━━━━━ Data rows ━━━━━

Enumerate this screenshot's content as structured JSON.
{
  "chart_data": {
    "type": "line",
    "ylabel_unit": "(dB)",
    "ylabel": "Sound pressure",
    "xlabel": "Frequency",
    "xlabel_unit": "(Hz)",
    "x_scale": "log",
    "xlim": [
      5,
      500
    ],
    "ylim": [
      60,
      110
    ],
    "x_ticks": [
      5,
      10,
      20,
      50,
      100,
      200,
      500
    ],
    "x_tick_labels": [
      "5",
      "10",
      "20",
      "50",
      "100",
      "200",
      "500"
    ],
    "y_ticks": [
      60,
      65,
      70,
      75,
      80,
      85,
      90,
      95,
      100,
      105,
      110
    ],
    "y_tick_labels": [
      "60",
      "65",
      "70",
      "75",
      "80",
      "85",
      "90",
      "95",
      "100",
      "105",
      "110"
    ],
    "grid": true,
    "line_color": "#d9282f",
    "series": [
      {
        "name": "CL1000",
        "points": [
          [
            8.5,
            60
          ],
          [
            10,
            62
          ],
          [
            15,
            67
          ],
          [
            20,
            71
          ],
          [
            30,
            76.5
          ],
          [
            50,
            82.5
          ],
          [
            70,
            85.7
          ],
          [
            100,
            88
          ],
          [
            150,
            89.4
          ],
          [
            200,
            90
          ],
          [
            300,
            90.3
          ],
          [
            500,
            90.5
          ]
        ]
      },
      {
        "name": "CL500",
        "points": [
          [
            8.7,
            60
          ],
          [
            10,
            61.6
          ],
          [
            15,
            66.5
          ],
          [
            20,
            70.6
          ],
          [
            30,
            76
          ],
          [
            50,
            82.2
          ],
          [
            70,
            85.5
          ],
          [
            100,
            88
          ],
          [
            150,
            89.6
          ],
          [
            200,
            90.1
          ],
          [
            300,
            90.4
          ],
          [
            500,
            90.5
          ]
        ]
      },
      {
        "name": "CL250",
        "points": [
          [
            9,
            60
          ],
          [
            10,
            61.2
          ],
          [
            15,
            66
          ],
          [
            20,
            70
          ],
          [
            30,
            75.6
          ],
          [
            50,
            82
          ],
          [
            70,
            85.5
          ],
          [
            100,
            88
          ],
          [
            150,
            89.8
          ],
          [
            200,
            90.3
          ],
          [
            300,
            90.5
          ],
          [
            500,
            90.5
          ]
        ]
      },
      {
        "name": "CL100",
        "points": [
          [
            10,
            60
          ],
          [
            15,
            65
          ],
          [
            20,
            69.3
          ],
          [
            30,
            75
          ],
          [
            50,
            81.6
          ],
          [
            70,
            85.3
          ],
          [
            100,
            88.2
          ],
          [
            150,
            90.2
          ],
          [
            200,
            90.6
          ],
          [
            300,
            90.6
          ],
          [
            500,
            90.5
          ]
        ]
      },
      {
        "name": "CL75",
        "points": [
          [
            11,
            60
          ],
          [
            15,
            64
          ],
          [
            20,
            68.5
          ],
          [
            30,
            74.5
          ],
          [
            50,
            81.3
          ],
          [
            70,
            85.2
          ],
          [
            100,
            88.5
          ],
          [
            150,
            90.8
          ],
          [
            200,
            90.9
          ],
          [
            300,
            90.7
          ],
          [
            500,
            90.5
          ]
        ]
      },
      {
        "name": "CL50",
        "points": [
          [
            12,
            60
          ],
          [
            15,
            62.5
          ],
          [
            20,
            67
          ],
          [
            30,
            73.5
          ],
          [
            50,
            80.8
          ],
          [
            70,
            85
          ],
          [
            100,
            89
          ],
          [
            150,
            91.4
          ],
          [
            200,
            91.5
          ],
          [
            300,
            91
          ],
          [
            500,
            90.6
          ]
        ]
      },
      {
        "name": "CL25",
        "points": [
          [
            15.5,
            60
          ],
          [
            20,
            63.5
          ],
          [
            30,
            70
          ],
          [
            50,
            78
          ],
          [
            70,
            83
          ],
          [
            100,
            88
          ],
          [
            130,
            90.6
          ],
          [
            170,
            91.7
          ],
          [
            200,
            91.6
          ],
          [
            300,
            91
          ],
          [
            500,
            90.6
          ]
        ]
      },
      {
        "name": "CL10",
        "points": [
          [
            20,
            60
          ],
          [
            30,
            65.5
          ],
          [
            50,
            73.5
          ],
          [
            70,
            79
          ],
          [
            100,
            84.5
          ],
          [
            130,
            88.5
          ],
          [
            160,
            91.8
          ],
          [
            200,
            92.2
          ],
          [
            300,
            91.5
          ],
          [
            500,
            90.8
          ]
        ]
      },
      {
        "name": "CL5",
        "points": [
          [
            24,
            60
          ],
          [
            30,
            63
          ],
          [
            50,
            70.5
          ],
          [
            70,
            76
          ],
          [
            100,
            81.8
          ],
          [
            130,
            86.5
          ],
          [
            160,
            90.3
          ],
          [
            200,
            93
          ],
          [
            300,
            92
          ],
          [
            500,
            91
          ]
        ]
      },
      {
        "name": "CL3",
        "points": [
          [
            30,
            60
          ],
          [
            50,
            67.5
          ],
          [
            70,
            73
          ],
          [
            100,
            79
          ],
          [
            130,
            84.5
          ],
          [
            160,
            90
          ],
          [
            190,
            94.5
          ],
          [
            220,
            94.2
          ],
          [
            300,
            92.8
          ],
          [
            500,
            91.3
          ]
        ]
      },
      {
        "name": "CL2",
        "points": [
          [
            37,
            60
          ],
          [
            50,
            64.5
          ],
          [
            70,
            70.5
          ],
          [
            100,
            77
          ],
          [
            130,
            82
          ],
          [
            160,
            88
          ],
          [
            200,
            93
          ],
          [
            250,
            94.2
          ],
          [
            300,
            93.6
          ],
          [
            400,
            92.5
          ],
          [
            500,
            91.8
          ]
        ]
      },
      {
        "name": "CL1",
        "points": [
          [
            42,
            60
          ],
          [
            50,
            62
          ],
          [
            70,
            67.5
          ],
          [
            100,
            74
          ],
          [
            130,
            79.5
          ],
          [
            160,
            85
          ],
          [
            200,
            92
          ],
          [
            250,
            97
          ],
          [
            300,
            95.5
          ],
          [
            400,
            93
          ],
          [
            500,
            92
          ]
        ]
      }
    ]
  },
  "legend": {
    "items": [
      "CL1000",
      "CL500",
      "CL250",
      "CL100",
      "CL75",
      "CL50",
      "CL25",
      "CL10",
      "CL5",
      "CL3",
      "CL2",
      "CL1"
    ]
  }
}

━━━━━

Work to complete - Retype the listing exactly, in full.

Task response -
Enumerate this screenshot's content as structured JSON.
{
  "chart_data": {
    "type": "line",
    "ylabel_unit": "(dB)",
    "ylabel": "Sound pressure",
    "xlabel": "Frequency",
    "xlabel_unit": "(Hz)",
    "x_scale": "log",
    "xlim": [
      5,
      500
    ],
    "ylim": [
      60,
      110
    ],
    "x_ticks": [
      5,
      10,
      20,
      50,
      100,
      200,
      500
    ],
    "x_tick_labels": [
      "5",
      "10",
      "20",
      "50",
      "100",
      "200",
      "500"
    ],
    "y_ticks": [
      60,
      65,
      70,
      75,
      80,
      85,
      90,
      95,
      100,
      105,
      110
    ],
    "y_tick_labels": [
      "60",
      "65",
      "70",
      "75",
      "80",
      "85",
      "90",
      "95",
      "100",
      "105",
      "110"
    ],
    "grid": true,
    "line_color": "#d9282f",
    "series": [
      {
        "name": "CL1000",
        "points": [
          [
            8.5,
            60
          ],
          [
            10,
            62
          ],
          [
            15,
            67
          ],
          [
            20,
            71
          ],
          [
            30,
            76.5
          ],
          [
            50,
            82.5
          ],
          [
            70,
            85.7
          ],
          [
            100,
            88
          ],
          [
            150,
            89.4
          ],
          [
            200,
            90
          ],
          [
            300,
            90.3
          ],
          [
            500,
            90.5
          ]
        ]
      },
      {
        "name": "CL500",
        "points": [
          [
            8.7,
            60
          ],
          [
            10,
            61.6
          ],
          [
            15,
            66.5
          ],
          [
            20,
            70.6
          ],
          [
            30,
            76
          ],
          [
            50,
            82.2
          ],
          [
            70,
            85.5
          ],
          [
            100,
            88
          ],
          [
            150,
            89.6
          ],
          [
            200,
            90.1
          ],
          [
            300,
            90.4
          ],
          [
            500,
            90.5
          ]
        ]
      },
      {
        "name": "CL250",
        "points": [
          [
            9,
            60
          ],
          [
            10,
            61.2
          ],
          [
            15,
            66
          ],
          [
            20,
            70
          ],
          [
            30,
            75.6
          ],
          [
            50,
            82
          ],
          [
            70,
            85.5
          ],
          [
            100,
            88
          ],
          [
            150,
            89.8
          ],
          [
            200,
            90.3
          ],
          [
            300,
            90.5
          ],
          [
            500,
            90.5
          ]
        ]
      },
      {
        "name": "CL100",
        "points": [
          [
            10,
            60
          ],
          [
            15,
            65
          ],
          [
            20,
            69.3
          ],
          [
            30,
            75
          ],
          [
            50,
            81.6
          ],
          [
            70,
            85.3
          ],
          [
            100,
            88.2
          ],
          [
            150,
            90.2
          ],
          [
            200,
            90.6
          ],
          [
            300,
            90.6
          ],
          [
            500,
            90.5
          ]
        ]
      },
      {
        "name": "CL75",
        "points": [
          [
            11,
            60
          ],
          [
            15,
            64
          ],
          [
            20,
            68.5
          ],
          [
            30,
            74.5
          ],
          [
            50,
            81.3
          ],
          [
            70,
            85.2
          ],
          [
            100,
            88.5
          ],
          [
            150,
            90.8
          ],
          [
            200,
            90.9
          ],
          [
            300,
            90.7
          ],
          [
            500,
            90.5
          ]
        ]
      },
      {
        "name": "CL50",
        "points": [
          [
            12,
            60
          ],
          [
            15,
            62.5
          ],
          [
            20,
            67
          ],
          [
            30,
            73.5
          ],
          [
            50,
            80.8
          ],
          [
            70,
            85
          ],
          [
            100,
            89
          ],
          [
            150,
            91.4
          ],
          [
            200,
            91.5
          ],
          [
            300,
            91
          ],
          [
            500,
            90.6
          ]
        ]
      },
      {
        "name": "CL25",
        "points": [
          [
            15.5,
            60
          ],
          [
            20,
            63.5
          ],
          [
            30,
            70
          ],
          [
            50,
            78
          ],
          [
            70,
            83
          ],
          [
            100,
            88
          ],
          [
            130,
            90.6
          ],
          [
            170,
            91.7
          ],
          [
            200,
            91.6
          ],
          [
            300,
            91
          ],
          [
            500,
            90.6
          ]
        ]
      },
      {
        "name": "CL10",
        "points": [
          [
            20,
            60
          ],
          [
            30,
            65.5
          ],
          [
            50,
            73.5
          ],
          [
            70,
            79
          ],
          [
            100,
            84.5
          ],
          [
            130,
            88.5
          ],
          [
            160,
            91.8
          ],
          [
            200,
            92.2
          ],
          [
            300,
            91.5
          ],
          [
            500,
            90.8
          ]
        ]
      },
      {
        "name": "CL5",
        "points": [
          [
            24,
            60
          ],
          [
            30,
            63
          ],
          [
            50,
            70.5
          ],
          [
            70,
            76
          ],
          [
            100,
            81.8
          ],
          [
            130,
            86.5
          ],
          [
            160,
            90.3
          ],
          [
            200,
            93
          ],
          [
            300,
            92
          ],
          [
            500,
            91
          ]
        ]
      },
      {
        "name": "CL3",
        "points": [
          [
            30,
            60
          ],
          [
            50,
            67.5
          ],
          [
            70,
            73
          ],
          [
            100,
            79
          ],
          [
            130,
            84.5
          ],
          [
            160,
            90
          ],
          [
            190,
            94.5
          ],
          [
            220,
            94.2
          ],
          [
            300,
            92.8
          ],
          [
            500,
            91.3
          ]
        ]
      },
      {
        "name": "CL2",
        "points": [
          [
            37,
            60
          ],
          [
            50,
            64.5
          ],
          [
            70,
            70.5
          ],
          [
            100,
            77
          ],
          [
            130,
            82
          ],
          [
            160,
            88
          ],
          [
            200,
            93
          ],
          [
            250,
            94.2
          ],
          [
            300,
            93.6
          ],
          [
            400,
            92.5
          ],
          [
            500,
            91.8
          ]
        ]
      },
      {
        "name": "CL1",
        "points": [
          [
            42,
            60
          ],
          [
            50,
            62
          ],
          [
            70,
            67.5
          ],
          [
            100,
            74
          ],
          [
            130,
            79.5
          ],
          [
            160,
            85
          ],
          [
            200,
            92
          ],
          [
            250,
            97
          ],
          [
            300,
            95.5
          ],
          [
            400,
            93
          ],
          [
            500,
            92
          ]
        ]
      }
    ]
  },
  "legend": {
    "items": [
      "CL1000",
      "CL500",
      "CL250",
      "CL100",
      "CL75",
      "CL50",
      "CL25",
      "CL10",
      "CL5",
      "CL3",
      "CL2",
      "CL1"
    ]
  }
}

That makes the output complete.